### EXERCISE
Scan the records below for the word "výbave" and give only the number of lines that hold it.

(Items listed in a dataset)
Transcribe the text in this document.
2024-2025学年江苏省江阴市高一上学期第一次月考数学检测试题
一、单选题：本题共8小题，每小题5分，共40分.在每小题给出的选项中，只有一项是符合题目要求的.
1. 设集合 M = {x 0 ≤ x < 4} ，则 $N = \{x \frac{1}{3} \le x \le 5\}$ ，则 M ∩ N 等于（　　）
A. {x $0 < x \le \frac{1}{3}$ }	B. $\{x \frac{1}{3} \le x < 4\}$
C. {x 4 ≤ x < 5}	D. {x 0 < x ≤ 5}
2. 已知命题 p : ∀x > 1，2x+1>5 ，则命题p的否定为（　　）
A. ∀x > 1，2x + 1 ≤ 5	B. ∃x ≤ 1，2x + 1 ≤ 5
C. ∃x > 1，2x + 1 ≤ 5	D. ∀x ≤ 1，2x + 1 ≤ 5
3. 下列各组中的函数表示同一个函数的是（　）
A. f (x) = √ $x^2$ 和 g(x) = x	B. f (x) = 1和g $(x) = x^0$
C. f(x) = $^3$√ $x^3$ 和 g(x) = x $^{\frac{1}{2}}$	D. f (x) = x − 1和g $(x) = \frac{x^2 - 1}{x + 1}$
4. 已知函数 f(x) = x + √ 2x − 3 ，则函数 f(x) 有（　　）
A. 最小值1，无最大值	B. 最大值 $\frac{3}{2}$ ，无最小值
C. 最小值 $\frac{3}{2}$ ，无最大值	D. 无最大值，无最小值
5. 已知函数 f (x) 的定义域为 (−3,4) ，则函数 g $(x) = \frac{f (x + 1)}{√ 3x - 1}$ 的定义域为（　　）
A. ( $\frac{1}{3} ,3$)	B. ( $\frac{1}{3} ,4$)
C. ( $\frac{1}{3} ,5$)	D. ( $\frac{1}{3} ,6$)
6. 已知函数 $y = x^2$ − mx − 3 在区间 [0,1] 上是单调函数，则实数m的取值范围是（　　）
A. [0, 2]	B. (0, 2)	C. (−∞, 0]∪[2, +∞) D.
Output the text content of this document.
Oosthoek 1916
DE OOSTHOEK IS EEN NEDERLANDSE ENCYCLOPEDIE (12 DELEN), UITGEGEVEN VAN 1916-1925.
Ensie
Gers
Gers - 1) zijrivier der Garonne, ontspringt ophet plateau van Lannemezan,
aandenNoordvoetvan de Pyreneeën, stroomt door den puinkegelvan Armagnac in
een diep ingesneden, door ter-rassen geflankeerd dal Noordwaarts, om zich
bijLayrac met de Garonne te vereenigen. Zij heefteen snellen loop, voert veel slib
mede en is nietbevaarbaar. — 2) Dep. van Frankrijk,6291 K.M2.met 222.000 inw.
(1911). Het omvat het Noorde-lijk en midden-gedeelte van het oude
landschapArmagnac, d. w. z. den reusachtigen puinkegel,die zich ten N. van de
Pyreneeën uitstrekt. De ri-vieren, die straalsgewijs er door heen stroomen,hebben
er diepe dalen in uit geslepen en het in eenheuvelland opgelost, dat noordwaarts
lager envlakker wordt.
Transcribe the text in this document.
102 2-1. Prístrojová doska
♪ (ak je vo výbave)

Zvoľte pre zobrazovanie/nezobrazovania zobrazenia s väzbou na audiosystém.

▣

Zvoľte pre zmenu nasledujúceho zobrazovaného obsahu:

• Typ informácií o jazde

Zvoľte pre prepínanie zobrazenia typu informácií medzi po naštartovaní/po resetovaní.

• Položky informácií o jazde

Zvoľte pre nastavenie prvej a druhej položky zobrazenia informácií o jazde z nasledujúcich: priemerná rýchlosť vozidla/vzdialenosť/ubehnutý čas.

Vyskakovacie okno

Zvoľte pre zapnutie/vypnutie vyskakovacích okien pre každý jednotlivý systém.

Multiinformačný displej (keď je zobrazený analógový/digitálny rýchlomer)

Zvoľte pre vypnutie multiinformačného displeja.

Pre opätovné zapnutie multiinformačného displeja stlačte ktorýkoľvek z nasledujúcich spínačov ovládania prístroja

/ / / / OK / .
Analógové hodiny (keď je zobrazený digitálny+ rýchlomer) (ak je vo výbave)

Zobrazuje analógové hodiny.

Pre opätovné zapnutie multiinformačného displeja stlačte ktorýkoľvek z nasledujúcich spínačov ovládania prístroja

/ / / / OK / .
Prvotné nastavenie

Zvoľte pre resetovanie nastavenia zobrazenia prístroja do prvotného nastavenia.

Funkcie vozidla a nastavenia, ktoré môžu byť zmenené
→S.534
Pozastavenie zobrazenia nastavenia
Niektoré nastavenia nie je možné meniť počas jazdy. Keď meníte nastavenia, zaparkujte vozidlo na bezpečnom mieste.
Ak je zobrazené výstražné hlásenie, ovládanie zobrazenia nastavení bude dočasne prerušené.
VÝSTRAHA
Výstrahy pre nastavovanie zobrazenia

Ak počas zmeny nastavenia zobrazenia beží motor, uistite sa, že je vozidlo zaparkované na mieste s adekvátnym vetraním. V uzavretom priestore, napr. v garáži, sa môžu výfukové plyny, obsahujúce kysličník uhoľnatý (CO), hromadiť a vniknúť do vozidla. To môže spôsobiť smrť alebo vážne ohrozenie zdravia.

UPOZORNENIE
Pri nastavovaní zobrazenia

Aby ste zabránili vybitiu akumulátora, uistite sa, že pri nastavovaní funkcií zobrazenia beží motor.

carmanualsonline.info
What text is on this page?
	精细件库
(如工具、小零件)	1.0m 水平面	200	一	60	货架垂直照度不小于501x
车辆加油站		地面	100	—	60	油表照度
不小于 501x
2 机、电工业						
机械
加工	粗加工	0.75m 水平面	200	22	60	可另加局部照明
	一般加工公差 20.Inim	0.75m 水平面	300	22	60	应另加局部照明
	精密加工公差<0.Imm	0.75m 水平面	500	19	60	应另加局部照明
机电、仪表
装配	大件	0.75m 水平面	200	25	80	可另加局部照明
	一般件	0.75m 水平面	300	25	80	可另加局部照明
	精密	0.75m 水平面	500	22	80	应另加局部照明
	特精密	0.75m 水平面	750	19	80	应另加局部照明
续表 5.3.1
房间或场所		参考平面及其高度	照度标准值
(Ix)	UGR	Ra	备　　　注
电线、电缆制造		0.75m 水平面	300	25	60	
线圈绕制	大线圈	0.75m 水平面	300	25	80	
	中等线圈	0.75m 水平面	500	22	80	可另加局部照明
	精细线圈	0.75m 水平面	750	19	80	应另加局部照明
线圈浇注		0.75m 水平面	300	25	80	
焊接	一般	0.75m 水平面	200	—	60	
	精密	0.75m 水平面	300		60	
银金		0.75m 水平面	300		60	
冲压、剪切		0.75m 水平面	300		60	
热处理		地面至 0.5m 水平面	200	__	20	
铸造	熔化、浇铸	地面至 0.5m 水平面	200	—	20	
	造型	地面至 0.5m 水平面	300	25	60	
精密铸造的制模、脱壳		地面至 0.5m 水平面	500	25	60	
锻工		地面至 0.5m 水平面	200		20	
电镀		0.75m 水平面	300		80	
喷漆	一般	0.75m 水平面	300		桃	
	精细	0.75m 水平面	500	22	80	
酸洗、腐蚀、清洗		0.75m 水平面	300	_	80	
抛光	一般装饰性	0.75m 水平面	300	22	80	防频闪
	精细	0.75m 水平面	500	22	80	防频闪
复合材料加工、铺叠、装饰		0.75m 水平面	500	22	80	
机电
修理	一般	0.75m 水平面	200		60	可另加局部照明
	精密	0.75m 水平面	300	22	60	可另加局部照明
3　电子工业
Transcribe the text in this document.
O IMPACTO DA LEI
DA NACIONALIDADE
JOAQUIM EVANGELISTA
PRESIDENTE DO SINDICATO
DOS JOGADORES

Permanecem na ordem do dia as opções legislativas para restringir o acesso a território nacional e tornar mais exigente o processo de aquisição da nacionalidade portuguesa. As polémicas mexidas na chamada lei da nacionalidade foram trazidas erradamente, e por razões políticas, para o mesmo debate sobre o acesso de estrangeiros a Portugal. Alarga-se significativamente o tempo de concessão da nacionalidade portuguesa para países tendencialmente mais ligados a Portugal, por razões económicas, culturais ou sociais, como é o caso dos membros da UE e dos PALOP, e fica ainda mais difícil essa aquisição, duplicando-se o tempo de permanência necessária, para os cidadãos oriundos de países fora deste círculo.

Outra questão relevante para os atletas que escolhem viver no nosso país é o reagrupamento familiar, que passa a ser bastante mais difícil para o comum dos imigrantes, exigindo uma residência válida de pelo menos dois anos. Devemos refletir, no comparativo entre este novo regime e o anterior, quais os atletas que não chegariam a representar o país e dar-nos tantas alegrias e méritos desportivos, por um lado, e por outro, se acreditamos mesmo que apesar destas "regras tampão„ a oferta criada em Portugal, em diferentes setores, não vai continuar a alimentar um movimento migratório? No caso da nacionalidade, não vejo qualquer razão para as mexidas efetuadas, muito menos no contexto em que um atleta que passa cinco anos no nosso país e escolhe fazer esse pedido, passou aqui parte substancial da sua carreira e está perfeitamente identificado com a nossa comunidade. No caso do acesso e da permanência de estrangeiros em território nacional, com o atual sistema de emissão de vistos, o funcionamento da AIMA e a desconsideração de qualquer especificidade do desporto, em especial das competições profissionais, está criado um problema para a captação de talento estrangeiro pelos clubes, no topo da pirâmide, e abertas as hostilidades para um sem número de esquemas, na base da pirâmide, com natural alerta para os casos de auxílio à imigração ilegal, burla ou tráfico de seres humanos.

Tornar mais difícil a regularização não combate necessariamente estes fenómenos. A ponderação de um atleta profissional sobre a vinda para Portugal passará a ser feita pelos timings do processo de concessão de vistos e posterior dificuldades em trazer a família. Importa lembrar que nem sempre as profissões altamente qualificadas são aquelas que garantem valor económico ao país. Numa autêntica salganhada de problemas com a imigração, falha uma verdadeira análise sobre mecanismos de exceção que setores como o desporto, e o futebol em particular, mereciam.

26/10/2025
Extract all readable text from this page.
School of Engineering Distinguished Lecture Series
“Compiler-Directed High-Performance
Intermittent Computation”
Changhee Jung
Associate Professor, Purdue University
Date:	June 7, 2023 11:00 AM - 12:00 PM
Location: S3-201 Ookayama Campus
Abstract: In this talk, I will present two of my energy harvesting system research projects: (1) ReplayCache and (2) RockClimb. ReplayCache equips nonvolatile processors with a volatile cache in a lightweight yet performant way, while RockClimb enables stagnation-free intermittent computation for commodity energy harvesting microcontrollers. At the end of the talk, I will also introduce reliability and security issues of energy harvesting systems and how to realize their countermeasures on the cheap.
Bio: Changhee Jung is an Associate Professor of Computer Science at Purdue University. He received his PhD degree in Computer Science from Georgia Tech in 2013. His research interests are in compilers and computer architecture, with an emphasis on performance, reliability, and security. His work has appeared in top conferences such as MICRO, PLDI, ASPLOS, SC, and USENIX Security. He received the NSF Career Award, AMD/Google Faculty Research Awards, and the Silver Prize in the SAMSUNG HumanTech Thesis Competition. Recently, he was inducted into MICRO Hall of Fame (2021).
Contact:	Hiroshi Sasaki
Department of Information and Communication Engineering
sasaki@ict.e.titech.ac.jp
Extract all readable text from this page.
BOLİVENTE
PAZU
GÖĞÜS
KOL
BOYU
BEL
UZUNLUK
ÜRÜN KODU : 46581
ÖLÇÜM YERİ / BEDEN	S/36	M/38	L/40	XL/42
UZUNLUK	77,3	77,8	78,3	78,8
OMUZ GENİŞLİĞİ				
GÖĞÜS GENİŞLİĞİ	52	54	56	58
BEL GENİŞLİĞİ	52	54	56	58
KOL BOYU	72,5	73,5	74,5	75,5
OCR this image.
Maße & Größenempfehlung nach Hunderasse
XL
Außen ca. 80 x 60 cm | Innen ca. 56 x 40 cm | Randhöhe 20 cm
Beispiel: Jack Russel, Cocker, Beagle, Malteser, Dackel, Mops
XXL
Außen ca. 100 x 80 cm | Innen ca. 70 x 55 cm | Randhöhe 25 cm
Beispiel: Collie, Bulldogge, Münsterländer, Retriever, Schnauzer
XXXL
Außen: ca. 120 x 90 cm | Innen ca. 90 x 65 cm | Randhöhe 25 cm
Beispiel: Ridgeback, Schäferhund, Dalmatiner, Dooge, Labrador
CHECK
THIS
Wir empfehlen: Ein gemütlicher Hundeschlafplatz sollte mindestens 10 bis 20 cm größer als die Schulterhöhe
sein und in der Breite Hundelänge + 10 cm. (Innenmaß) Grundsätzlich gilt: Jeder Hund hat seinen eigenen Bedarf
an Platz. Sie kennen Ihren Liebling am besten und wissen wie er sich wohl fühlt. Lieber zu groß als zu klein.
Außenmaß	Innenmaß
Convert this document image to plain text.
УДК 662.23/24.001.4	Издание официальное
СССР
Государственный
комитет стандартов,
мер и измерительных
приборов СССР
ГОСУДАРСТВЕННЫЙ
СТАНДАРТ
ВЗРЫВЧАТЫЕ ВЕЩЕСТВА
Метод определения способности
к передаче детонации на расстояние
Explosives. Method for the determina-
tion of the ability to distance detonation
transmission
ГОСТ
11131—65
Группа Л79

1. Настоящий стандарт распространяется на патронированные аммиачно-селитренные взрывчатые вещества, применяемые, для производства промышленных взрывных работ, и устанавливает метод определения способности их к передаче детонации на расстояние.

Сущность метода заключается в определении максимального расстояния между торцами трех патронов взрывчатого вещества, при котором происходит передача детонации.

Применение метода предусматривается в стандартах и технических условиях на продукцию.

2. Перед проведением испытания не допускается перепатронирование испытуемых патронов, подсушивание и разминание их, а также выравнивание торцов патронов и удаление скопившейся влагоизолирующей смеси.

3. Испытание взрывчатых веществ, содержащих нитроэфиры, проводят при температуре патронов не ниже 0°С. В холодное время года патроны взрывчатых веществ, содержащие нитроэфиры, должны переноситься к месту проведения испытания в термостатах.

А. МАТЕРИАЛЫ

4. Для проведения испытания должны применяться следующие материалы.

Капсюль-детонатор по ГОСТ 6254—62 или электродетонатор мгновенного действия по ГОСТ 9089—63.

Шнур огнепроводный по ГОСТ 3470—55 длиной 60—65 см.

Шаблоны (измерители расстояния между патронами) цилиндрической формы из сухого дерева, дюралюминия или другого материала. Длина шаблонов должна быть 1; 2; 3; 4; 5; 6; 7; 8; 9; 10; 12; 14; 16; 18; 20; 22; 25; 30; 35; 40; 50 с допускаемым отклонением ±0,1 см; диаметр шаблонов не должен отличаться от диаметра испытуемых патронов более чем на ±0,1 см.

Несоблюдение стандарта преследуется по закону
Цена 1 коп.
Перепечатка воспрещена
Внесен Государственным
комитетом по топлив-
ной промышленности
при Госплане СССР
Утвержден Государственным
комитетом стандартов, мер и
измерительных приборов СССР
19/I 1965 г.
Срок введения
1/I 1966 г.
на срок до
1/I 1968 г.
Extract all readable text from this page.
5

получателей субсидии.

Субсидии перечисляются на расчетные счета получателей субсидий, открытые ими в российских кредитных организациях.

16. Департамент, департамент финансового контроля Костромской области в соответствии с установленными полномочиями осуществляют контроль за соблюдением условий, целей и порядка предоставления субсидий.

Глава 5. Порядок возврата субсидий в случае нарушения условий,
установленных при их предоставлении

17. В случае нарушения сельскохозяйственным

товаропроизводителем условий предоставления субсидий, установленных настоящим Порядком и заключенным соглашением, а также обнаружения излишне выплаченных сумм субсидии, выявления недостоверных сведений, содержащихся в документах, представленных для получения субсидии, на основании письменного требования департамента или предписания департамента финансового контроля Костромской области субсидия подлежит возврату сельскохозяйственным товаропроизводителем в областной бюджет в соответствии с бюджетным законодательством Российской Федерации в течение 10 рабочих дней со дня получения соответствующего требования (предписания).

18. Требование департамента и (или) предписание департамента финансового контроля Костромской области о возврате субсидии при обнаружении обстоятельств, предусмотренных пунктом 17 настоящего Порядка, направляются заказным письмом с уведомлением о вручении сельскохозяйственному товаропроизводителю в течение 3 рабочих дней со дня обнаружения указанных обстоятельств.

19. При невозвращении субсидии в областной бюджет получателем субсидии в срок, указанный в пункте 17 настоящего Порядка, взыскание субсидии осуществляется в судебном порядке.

### ANSWER FOR THIS EXERCISE
2